PostPosted: Tue Mar 25, 2014 10:02 pm 

Joined: Fri Aug 20, 2010 8:25 pm
Posts: 402
Those parts where typically hammered into a forming body (aka a mold) for low volumes, or stamped in a press for high volumes.

You could try creating a forming body out of a chunk of oak (don't waste your time with pine, it's too soft) with the exterior profile you want, then slowly hammer a sheet of metal into the shape of the oak. Lots of hand work and patience, but that's how it was done. The mold needs to be a little "tighter/smaller/sharper radius" than the final shape you want since the metal will "spring back" some after you form it into the mold.

English wheels are generally for larger parts like fenders, etc. But you might be able to do a small part like this with one. But they are quite expensive.

You might get somebody with a press to make a hollow forming body (mold) and then use a very stiff rubber ball to press a blank into the mold, but I doubt anybody would want to be bothered doing that for a few pieces (you need 3 corners correct ?). And it often takes several tries to adjust the mold shape to generate the desired final dimensions.

DATA PROVIDED:
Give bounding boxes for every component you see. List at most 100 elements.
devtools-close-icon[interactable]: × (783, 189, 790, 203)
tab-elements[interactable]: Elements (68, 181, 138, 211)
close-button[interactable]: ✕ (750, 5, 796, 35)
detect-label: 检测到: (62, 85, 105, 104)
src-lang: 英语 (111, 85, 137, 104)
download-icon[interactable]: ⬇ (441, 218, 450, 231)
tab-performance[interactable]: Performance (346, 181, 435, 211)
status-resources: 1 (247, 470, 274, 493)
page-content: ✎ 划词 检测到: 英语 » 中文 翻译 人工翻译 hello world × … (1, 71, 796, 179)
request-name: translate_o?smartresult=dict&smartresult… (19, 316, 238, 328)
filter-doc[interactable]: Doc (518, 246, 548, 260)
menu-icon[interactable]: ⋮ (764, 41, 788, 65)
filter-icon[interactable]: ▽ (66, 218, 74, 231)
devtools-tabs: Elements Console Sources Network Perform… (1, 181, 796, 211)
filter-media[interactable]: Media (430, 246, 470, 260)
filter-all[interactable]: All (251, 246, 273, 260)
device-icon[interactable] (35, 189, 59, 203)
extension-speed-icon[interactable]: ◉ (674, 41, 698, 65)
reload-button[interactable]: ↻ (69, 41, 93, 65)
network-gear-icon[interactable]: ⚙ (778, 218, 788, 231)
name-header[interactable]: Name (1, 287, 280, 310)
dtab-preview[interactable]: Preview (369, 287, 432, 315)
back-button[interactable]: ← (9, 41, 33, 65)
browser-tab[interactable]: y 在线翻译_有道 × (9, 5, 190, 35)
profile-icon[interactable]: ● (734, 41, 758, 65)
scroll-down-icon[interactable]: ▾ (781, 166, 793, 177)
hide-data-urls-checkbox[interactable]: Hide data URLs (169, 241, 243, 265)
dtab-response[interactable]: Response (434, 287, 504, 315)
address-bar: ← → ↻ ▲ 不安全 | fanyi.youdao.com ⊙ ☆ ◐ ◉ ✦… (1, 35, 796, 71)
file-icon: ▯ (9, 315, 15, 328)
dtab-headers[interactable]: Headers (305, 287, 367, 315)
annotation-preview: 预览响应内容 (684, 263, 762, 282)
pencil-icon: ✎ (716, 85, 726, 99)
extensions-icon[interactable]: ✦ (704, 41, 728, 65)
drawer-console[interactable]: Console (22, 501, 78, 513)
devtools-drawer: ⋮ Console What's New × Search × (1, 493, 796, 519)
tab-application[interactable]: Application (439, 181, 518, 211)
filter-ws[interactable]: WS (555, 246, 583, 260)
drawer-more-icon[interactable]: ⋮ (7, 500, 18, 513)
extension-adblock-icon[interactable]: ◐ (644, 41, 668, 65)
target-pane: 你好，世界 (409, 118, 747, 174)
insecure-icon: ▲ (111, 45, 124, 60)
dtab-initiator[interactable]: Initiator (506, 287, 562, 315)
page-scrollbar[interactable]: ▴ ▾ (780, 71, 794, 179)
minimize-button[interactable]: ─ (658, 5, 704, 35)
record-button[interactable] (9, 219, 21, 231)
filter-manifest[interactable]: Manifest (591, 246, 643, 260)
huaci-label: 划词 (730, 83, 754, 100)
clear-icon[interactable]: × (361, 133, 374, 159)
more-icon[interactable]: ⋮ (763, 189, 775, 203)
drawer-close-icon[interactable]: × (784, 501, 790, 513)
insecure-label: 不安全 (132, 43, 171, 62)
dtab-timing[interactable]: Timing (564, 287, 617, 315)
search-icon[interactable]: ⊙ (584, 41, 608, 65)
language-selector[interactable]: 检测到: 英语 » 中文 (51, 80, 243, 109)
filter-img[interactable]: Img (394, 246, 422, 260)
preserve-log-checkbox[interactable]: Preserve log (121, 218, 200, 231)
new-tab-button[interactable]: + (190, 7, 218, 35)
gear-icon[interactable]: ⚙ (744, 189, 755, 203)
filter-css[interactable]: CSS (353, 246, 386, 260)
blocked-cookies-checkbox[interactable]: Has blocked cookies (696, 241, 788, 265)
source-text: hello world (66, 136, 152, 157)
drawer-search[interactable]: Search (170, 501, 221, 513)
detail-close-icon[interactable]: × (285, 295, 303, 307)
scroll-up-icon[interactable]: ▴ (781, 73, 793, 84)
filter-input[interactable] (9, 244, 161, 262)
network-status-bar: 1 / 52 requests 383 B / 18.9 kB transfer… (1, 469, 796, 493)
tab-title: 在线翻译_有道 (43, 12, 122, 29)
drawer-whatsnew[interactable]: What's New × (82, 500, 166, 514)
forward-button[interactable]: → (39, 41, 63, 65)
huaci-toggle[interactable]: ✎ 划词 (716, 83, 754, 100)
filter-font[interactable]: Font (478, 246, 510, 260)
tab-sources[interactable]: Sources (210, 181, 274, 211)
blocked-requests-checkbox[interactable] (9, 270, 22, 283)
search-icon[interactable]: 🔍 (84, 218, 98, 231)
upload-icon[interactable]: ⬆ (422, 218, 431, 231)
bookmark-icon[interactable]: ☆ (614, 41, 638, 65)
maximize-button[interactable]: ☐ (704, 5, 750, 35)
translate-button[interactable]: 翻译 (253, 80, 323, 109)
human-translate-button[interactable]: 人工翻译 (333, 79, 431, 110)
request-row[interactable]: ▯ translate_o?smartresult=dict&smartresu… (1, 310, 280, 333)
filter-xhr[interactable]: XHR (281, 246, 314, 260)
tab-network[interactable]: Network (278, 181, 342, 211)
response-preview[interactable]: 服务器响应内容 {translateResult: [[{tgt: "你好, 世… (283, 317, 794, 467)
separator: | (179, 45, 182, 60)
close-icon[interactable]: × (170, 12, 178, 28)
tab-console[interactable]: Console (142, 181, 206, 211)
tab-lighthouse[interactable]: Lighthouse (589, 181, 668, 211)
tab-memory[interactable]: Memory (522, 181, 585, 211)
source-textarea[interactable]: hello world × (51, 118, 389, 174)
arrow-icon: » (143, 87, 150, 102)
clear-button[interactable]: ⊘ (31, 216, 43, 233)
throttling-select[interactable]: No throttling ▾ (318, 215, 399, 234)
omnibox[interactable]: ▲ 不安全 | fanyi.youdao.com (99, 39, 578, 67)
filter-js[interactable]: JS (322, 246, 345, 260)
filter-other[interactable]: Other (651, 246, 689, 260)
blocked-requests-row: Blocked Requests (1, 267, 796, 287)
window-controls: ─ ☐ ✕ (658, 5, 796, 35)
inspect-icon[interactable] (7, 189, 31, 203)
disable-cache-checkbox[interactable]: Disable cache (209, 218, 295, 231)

WHAT YOU SHOULD DO:
Please reproduce the forum post on shaping sheet metal word for word, from "Joined: Fri Aug" to "are quite expensive.".

RESPONSE TO THE TASK:
Joined: Fri Aug 20, 2010 8:25 pm
Posts: 402
Those parts where typically hammered into a forming body (aka a mold) for low volumes, or stamped in a press for high volumes.

You could try creating a forming body out of a chunk of oak (don't waste your time with pine, it's too soft) with the exterior profile you want, then slowly hammer a sheet of metal into the shape of the oak. Lots of hand work and patience, but that's how it was done. The mold needs to be a little "tighter/smaller/sharper radius" than the final shape you want since the metal will "spring back" some after you form it into the mold.

English wheels are generally for larger parts like fenders, etc. But you might be able to do a small part like this with one. But they are quite expensive.